Reproduce the listing word for word, from its first line through the line containing "list-item: Rooibos Mango Punch <box>890".

- **Dataset records**:
·····

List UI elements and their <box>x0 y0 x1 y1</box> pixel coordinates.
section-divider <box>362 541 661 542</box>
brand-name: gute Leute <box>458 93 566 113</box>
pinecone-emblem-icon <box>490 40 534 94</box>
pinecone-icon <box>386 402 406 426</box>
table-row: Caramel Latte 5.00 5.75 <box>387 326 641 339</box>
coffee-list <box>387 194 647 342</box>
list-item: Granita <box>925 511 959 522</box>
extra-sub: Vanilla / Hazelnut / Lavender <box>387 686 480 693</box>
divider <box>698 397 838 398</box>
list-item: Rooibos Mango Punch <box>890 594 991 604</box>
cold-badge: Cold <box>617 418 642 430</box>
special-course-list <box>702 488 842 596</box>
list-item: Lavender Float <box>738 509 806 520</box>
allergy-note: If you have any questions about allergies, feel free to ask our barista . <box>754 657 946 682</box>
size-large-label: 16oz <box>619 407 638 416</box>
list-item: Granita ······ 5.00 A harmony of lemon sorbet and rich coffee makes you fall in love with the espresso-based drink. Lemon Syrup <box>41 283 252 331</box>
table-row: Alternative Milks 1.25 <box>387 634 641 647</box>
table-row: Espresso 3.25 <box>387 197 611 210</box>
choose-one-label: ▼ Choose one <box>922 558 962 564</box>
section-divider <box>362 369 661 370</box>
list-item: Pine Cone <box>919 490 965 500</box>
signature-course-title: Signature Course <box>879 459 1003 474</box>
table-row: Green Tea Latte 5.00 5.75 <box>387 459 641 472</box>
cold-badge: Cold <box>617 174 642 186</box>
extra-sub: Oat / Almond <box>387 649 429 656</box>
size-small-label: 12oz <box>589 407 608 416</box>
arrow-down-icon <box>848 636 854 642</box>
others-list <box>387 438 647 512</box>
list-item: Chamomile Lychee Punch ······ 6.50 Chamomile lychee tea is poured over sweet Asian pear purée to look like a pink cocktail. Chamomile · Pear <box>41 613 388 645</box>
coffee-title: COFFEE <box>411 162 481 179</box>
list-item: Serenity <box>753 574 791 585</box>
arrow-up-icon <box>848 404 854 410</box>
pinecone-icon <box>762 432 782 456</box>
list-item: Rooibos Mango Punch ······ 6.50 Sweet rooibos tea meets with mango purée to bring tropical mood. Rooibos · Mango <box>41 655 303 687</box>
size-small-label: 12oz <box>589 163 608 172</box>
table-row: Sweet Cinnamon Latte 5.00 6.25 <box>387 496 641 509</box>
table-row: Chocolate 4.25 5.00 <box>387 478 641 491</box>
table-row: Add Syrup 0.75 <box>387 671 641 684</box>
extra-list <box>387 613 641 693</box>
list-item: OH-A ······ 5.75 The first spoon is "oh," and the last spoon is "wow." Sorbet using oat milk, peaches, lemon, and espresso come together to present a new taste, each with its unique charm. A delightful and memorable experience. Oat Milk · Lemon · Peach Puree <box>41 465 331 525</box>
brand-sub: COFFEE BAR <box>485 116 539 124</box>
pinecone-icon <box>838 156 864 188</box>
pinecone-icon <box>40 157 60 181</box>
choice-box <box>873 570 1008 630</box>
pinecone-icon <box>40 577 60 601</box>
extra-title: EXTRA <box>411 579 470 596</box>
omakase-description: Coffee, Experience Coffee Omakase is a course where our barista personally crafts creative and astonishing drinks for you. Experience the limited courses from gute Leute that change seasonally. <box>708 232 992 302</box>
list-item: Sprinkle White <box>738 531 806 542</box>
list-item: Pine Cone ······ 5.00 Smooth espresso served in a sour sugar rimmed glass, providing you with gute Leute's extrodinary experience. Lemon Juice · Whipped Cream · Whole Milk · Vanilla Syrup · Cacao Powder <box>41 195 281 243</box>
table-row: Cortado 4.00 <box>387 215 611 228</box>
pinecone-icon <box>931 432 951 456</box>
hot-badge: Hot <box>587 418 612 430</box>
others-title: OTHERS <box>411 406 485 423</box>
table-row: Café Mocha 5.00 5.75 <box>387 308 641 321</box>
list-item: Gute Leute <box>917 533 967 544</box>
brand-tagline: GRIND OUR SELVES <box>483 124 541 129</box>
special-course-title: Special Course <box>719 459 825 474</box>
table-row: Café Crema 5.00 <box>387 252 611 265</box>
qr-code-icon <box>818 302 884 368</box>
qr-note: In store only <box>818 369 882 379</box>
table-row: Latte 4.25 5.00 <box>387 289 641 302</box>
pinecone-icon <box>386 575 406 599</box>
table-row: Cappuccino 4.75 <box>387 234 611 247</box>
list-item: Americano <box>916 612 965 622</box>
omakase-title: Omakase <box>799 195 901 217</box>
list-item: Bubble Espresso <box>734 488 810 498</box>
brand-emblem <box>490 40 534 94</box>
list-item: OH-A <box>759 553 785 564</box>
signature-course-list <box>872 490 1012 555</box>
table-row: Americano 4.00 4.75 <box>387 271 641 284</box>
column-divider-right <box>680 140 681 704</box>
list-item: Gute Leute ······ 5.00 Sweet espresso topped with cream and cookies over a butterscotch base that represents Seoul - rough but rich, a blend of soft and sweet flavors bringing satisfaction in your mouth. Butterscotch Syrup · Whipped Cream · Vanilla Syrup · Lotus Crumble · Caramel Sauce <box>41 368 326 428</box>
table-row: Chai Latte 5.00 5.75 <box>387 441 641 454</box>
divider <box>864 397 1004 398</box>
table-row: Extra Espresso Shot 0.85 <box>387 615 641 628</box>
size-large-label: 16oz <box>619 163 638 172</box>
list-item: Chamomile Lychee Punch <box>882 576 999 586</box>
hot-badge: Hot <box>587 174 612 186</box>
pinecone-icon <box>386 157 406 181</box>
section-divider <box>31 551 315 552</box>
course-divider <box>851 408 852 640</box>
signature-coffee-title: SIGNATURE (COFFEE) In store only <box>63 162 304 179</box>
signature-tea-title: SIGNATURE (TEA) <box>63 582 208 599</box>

·····

- **Response to this exercise**:
List UI elements and their <box>x0 y0 x1 y1</box> pixel coordinates.
section-divider <box>362 541 661 542</box>
brand-name: gute Leute <box>458 93 566 113</box>
pinecone-emblem-icon <box>490 40 534 94</box>
pinecone-icon <box>386 402 406 426</box>
table-row: Caramel Latte 5.00 5.75 <box>387 326 641 339</box>
coffee-list <box>387 194 647 342</box>
list-item: Granita <box>925 511 959 522</box>
extra-sub: Vanilla / Hazelnut / Lavender <box>387 686 480 693</box>
divider <box>698 397 838 398</box>
list-item: Rooibos Mango Punch <box>890 594 991 604</box>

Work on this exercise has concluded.